Depois vêm aquelas frases de efeito na internet – porém totalmente falsas – que dizem “no Brasil, menor pode roubar, pode matar, pode estuprar, etc.”. Pode mesmo?
Essas pessoas que repetem os clichês que veem e ouvem precisam saber que, no Brasil, a vida desses jovens está muito longe de ser uma maravilha. Ao contrário do que diz o cartaz, milhões de crianças e adolescentes trabalham muito e no serviço pesado desde cedo, quando não deviam. Quando chegam perto dos 18 anos, por não terem sido educados no tempo devido, não conseguem emprego. Muitos não levam “palmadinhas” mas são surrados por suas famílias, espancados, mortos de tanto apanhar. E dos 12 aos 17 anos, não podem ser presos, mas respondem por seus crimes. Não poderia ser mais enganosa a propaganda acima.

[Dados de anotação de layout]
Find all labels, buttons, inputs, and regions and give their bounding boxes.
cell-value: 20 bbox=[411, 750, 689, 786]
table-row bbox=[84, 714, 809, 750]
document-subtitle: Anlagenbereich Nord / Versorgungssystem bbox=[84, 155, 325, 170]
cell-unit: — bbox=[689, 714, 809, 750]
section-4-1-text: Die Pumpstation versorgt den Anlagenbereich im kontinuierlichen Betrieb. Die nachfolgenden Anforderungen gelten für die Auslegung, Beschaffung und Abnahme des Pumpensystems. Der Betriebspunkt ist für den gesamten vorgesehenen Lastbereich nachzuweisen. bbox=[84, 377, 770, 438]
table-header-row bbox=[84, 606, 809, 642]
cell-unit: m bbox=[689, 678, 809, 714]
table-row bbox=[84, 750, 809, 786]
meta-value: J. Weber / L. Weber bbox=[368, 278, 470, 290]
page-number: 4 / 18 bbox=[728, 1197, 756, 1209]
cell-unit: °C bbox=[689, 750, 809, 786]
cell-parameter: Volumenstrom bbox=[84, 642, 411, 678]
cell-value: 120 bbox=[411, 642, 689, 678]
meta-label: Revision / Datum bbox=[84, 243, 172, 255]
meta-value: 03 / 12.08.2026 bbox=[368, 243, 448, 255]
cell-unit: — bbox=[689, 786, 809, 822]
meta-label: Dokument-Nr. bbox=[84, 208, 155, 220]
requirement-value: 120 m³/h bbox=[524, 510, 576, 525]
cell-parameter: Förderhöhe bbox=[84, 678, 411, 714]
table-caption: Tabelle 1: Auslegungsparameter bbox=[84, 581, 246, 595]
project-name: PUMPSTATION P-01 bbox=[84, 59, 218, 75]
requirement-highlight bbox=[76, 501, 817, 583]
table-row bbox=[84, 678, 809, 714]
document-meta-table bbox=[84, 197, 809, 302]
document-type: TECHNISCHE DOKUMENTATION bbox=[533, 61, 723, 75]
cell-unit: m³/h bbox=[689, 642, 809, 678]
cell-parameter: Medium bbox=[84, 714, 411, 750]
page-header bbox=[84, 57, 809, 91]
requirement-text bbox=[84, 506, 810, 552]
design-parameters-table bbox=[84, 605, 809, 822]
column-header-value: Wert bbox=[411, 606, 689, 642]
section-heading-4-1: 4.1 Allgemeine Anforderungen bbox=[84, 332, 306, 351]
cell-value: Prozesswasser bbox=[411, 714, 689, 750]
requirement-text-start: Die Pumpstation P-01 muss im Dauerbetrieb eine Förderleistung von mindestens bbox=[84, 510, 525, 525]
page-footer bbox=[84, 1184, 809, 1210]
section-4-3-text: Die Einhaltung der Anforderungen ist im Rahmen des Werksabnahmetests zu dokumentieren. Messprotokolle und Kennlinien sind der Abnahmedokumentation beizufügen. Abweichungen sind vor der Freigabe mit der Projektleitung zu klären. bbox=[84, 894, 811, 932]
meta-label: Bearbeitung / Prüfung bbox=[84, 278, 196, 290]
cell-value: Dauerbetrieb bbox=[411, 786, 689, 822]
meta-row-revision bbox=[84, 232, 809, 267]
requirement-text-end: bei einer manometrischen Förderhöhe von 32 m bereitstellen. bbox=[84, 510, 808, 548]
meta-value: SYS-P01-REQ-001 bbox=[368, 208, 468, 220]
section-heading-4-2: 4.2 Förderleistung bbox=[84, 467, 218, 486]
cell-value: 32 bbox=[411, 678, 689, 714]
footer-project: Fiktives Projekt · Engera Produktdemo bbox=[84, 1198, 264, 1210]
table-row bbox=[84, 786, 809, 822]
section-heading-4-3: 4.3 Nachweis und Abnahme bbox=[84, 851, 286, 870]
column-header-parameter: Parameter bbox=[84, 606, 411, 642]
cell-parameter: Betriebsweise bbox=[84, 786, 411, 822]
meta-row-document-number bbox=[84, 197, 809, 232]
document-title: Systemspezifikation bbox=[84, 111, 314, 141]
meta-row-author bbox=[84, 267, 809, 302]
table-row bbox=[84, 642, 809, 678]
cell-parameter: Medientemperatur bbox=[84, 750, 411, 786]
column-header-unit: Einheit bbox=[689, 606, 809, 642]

_PEDIDOS_:
- A) Reproduza o trecho do texto sobre os jovens no Brasil que começa em "Essas pessoas que" e segue até "a propaganda acima.".
- B) Retome o texto sobre os jovens no Brasil a partir do ponto em que ele termina.
As entradas foram tiradas de outra fonte.

_RESULTADOS DAS TAREFAS_:
- A)
Essas pessoas que repetem os clichês que veem e ouvem precisam saber que, no Brasil, a vida desses jovens está muito longe de ser uma maravilha. Ao contrário do que diz o cartaz, milhões de crianças e adolescentes trabalham muito e no serviço pesado desde cedo, quando não deviam. Quando chegam perto dos 18 anos, por não terem sido educados no tempo devido, não conseguem emprego. Muitos não levam “palmadinhas” mas são surrados por suas famílias, espancados, mortos de tanto apanhar. E dos 12 aos 17 anos, não podem ser presos, mas respondem por seus crimes. Não poderia ser mais enganosa a propaganda acima.

- B)
É claro que não podem cometer crimes, nem eles, nem ninguém. Para os menores, existe o cumprimento de pena em estabelecimento socioeducativo. Agora eu me pergunto: o que se ganha tirando um menor de idade de um estabelecimento corretivo para jogá-lo dentro de uma penitenciária, verdadeiras escolas do crime como as que conhecemos? Isso resolveria o quê? Nada. Mas continua sendo vendida como solução da criminalidade.
De cada 100 crimes no Brasil, apenas 1 é praticado por menor de idade. Seria inteligente nos concentrar neste 1 por cento? Muito mais importante e produtivo do que sugerir o aumento da punição, é atacar o verdadeiro problema da violência brasileira: a brutal desigualdade social e econômica que joga milhares de jovens na criminalidade todos os dias, especialmente nas grandes cidades brasileiras. Enquanto as pessoas não atentarem para este fato crucial, se distraindo com superficialidades como a diminuição da maioridade penal em vez de exigir políticas públicas para diminuir esse fosso social, nada será realmente resolvido.